» TASK TO COMPLETE
Reproduce verbatim every line from the first one down through the line containing "panel-bottom-toolbar: ⛓ fx".

» ENTRIES PROVIDED
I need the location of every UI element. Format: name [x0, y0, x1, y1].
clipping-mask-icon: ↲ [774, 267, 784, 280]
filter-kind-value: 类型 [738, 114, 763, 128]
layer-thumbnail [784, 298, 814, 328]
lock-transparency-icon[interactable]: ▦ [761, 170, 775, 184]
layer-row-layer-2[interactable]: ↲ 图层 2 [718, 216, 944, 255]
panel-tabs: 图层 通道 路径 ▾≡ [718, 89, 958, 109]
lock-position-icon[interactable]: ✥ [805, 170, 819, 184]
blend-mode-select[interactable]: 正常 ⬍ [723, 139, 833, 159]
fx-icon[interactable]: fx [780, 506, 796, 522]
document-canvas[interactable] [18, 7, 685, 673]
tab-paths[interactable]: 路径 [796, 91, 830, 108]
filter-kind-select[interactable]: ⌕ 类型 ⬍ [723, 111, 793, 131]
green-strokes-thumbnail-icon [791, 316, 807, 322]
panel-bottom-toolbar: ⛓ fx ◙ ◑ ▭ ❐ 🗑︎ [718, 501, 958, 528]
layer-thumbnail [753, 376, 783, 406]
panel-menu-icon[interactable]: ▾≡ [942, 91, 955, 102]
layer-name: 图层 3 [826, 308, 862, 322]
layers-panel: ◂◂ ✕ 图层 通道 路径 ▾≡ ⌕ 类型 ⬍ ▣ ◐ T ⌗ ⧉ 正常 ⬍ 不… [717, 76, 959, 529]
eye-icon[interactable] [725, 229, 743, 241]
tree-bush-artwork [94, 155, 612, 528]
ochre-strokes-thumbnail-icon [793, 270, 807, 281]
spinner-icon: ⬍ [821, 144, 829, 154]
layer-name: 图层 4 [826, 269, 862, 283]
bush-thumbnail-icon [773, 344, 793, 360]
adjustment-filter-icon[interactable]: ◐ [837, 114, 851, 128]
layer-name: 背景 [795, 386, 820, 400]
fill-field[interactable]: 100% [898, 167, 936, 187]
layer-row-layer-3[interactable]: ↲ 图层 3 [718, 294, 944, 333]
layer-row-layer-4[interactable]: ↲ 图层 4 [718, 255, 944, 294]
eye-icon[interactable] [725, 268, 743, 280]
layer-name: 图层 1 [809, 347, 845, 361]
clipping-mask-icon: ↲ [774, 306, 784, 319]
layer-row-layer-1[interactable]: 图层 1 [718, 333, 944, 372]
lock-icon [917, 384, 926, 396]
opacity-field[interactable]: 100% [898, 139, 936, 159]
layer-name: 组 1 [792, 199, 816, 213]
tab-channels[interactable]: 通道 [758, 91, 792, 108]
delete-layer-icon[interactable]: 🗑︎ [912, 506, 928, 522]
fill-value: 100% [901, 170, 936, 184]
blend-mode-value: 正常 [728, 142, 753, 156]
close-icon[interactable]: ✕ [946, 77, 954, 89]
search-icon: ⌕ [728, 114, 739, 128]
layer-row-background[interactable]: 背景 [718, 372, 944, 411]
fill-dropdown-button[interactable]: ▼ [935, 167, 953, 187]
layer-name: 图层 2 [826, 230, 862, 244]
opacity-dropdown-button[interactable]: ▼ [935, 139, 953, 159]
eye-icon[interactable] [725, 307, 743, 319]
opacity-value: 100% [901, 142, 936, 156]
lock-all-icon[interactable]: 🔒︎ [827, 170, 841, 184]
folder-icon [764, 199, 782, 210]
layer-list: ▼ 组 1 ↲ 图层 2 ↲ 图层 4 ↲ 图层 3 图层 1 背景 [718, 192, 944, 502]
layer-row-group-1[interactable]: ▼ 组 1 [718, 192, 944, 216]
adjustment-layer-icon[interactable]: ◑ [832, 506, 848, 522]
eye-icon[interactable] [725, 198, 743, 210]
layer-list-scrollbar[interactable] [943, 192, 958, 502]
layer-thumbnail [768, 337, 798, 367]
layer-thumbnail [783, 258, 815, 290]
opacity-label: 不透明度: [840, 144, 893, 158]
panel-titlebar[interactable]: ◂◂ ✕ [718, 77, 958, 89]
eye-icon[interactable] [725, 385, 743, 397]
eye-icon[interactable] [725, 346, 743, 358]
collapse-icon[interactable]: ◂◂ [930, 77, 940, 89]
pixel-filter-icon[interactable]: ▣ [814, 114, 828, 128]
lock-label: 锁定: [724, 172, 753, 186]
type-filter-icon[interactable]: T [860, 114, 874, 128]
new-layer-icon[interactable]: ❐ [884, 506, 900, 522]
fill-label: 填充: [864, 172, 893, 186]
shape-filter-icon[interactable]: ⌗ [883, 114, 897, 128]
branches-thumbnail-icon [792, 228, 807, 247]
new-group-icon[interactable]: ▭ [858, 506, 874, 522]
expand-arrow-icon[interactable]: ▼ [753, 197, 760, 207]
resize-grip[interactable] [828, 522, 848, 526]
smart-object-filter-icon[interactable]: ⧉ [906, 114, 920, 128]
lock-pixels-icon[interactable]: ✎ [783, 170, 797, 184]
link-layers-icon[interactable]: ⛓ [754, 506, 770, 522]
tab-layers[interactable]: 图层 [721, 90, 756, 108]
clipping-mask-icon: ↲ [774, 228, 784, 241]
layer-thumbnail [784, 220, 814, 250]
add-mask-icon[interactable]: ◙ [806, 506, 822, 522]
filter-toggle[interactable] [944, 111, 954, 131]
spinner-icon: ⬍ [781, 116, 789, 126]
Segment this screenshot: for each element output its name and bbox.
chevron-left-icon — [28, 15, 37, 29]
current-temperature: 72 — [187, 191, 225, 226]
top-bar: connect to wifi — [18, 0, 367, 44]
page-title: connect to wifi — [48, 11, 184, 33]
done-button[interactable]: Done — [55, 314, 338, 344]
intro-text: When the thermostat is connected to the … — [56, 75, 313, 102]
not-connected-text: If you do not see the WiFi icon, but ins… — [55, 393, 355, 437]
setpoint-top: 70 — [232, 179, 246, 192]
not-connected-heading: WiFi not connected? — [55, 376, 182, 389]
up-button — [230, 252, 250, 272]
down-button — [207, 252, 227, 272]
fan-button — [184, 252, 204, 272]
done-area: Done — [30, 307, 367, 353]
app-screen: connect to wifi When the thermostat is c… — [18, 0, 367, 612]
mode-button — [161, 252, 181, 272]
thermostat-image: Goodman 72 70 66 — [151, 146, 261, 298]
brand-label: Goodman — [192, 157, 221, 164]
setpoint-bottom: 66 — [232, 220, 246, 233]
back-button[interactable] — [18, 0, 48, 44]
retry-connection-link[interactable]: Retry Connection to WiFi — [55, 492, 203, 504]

» SOLUTION TO THIS EXERCISE
I need the location of every UI element. Format: name [x0, y0, x1, y1].
clipping-mask-icon: ↲ [774, 267, 784, 280]
filter-kind-value: 类型 [738, 114, 763, 128]
layer-thumbnail [784, 298, 814, 328]
lock-transparency-icon[interactable]: ▦ [761, 170, 775, 184]
layer-row-layer-2[interactable]: ↲ 图层 2 [718, 216, 944, 255]
panel-tabs: 图层 通道 路径 ▾≡ [718, 89, 958, 109]
lock-position-icon[interactable]: ✥ [805, 170, 819, 184]
blend-mode-select[interactable]: 正常 ⬍ [723, 139, 833, 159]
fx-icon[interactable]: fx [780, 506, 796, 522]
document-canvas[interactable] [18, 7, 685, 673]
tab-paths[interactable]: 路径 [796, 91, 830, 108]
filter-kind-select[interactable]: ⌕ 类型 ⬍ [723, 111, 793, 131]
green-strokes-thumbnail-icon [791, 316, 807, 322]
panel-bottom-toolbar: ⛓ fx ◙ ◑ ▭ ❐ 🗑︎ [718, 501, 958, 528]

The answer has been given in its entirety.